Leave out the pictures, then reproduce the rest of the material exactly.

::::::::::

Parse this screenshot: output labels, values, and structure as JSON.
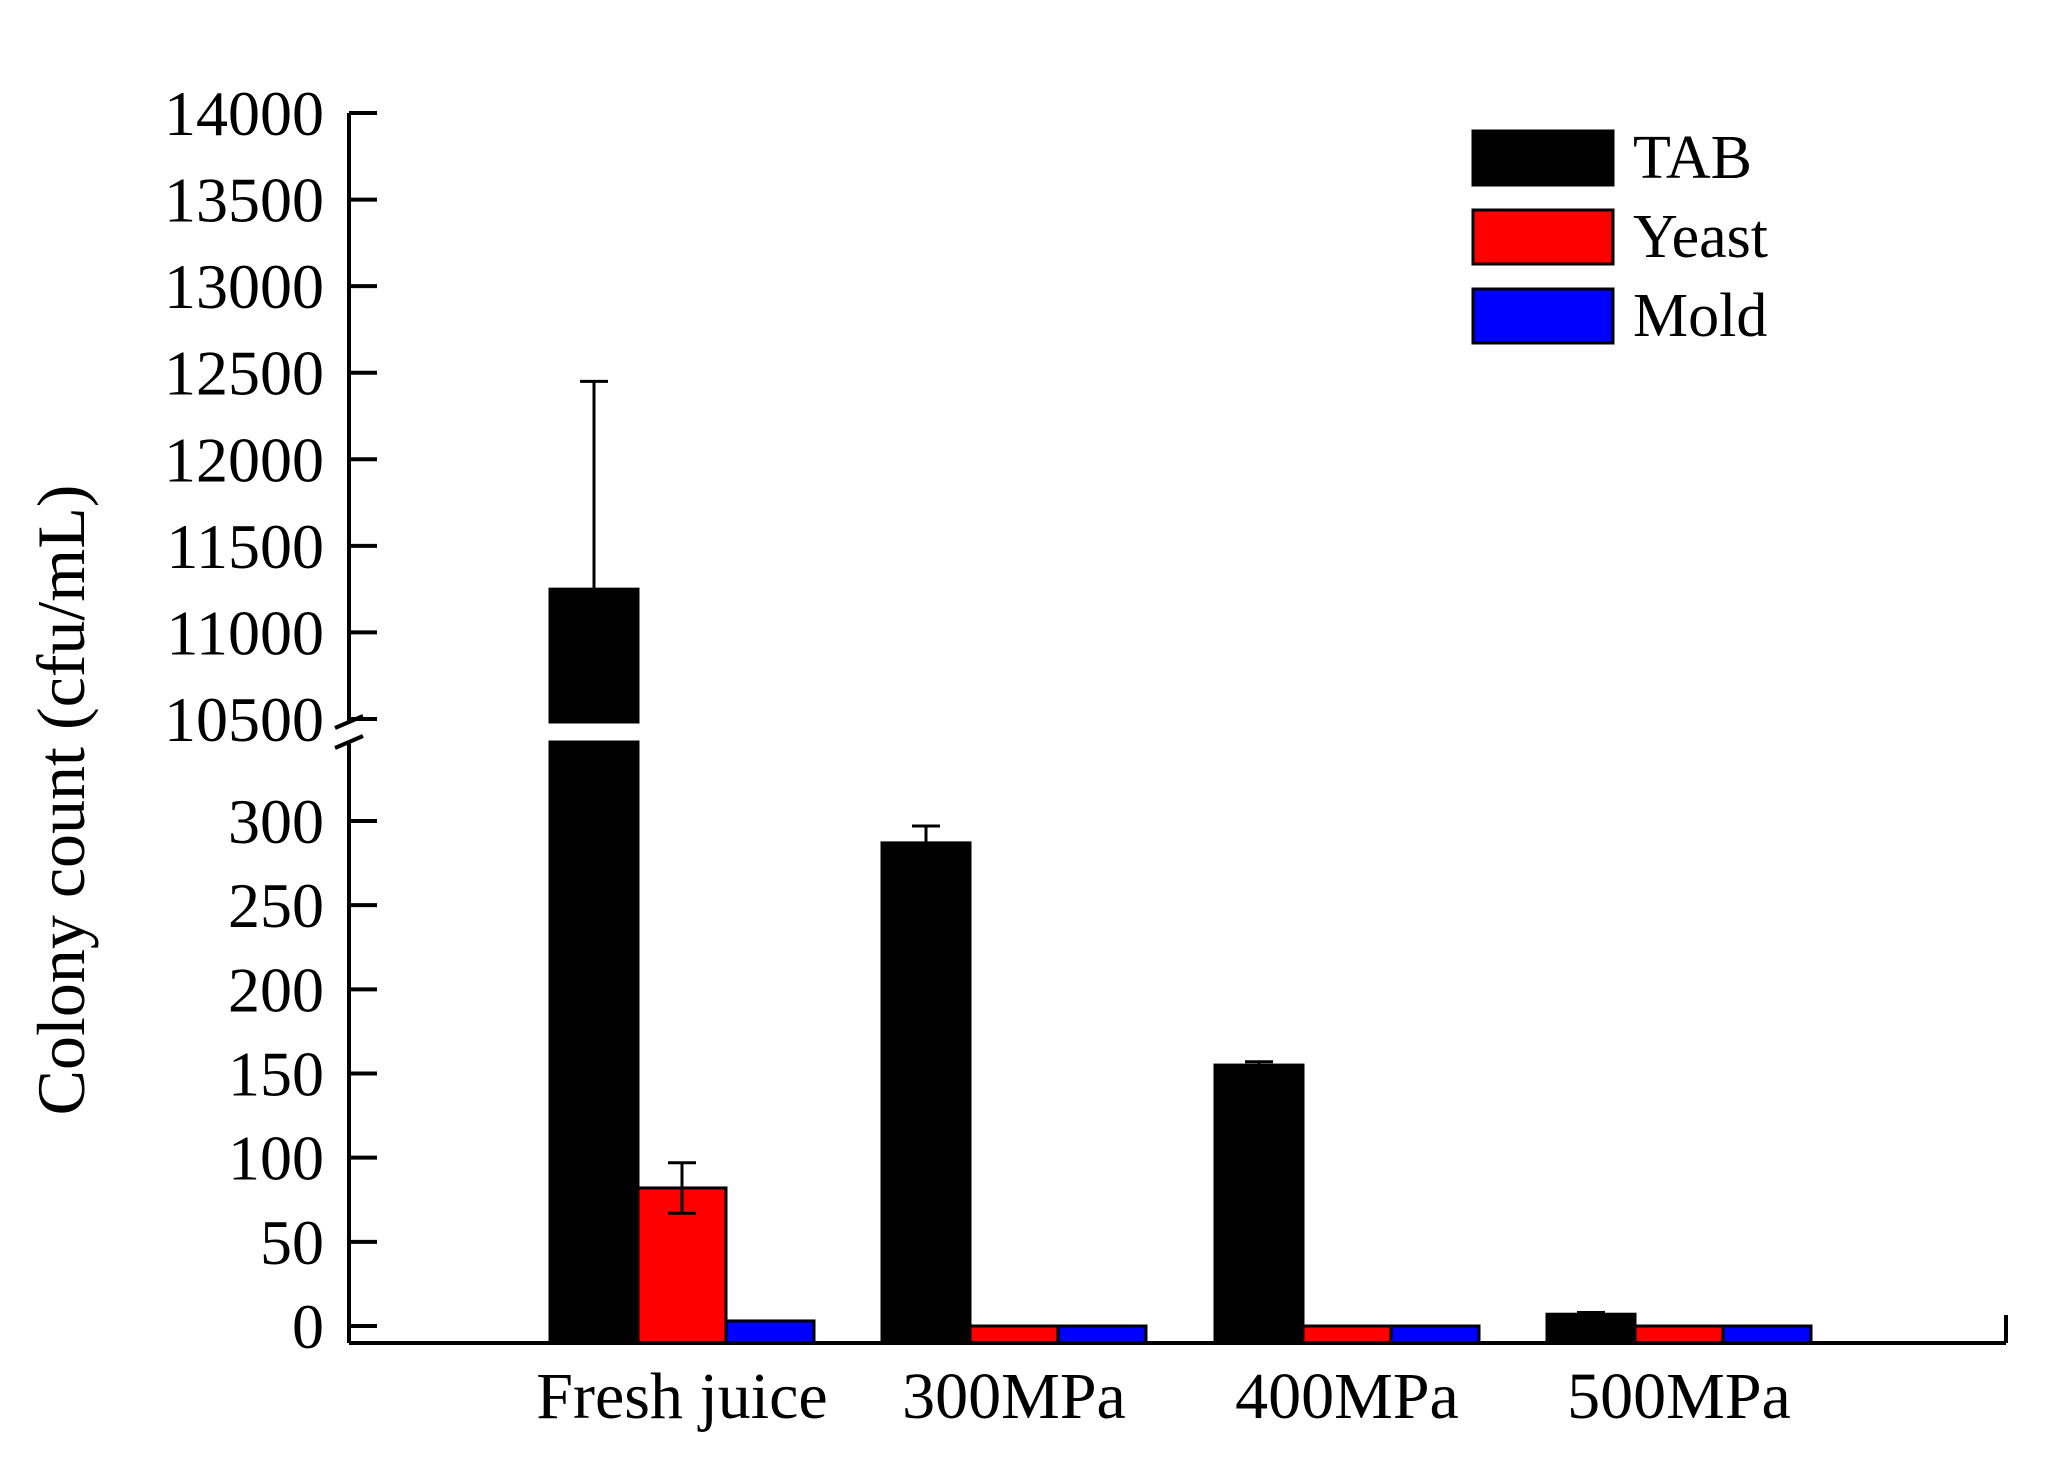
{
  "chart_data": {
    "type": "bar",
    "title": "",
    "xlabel": "",
    "ylabel": "Colony count (cfu/mL)",
    "categories": [
      "Fresh juice",
      "300MPa",
      "400MPa",
      "500MPa"
    ],
    "series": [
      {
        "name": "TAB",
        "color": "#000000",
        "values": [
          11250,
          287,
          155,
          7
        ],
        "errors": [
          1200,
          10,
          2,
          1
        ]
      },
      {
        "name": "Yeast",
        "color": "#ff0000",
        "values": [
          82,
          0,
          0,
          0
        ],
        "errors": [
          15,
          0,
          0,
          0
        ]
      },
      {
        "name": "Mold",
        "color": "#0000ff",
        "values": [
          3,
          0,
          0,
          0
        ],
        "errors": [
          0,
          0,
          0,
          0
        ]
      }
    ],
    "axis_break": {
      "lower_range": [
        -10,
        330
      ],
      "upper_range": [
        10500,
        14000
      ]
    },
    "lower_ticks": [
      "0",
      "50",
      "100",
      "150",
      "200",
      "250",
      "300"
    ],
    "upper_ticks": [
      "10500",
      "11000",
      "11500",
      "12000",
      "12500",
      "13000",
      "13500",
      "14000"
    ],
    "legend_position": "top-right",
    "grid": false
  }
}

::::::::::

§ Expected answer
Parse this screenshot: output labels, values, and structure as JSON.
{
  "chart_data": {
    "type": "bar",
    "title": "",
    "xlabel": "",
    "ylabel": "Colony count (cfu/mL)",
    "categories": [
      "Fresh juice",
      "300MPa",
      "400MPa",
      "500MPa"
    ],
    "series": [
      {
        "name": "TAB",
        "color": "#000000",
        "values": [
          11250,
          287,
          155,
          7
        ],
        "errors": [
          1200,
          10,
          2,
          1
        ]
      },
      {
        "name": "Yeast",
        "color": "#ff0000",
        "values": [
          82,
          0,
          0,
          0
        ],
        "errors": [
          15,
          0,
          0,
          0
        ]
      },
      {
        "name": "Mold",
        "color": "#0000ff",
        "values": [
          3,
          0,
          0,
          0
        ],
        "errors": [
          0,
          0,
          0,
          0
        ]
      }
    ],
    "axis_break": {
      "lower_range": [
        -10,
        330
      ],
      "upper_range": [
        10500,
        14000
      ]
    },
    "lower_ticks": [
      "0",
      "50",
      "100",
      "150",
      "200",
      "250",
      "300"
    ],
    "upper_ticks": [
      "10500",
      "11000",
      "11500",
      "12000",
      "12500",
      "13000",
      "13500",
      "14000"
    ],
    "legend_position": "top-right",
    "grid": false
  }
}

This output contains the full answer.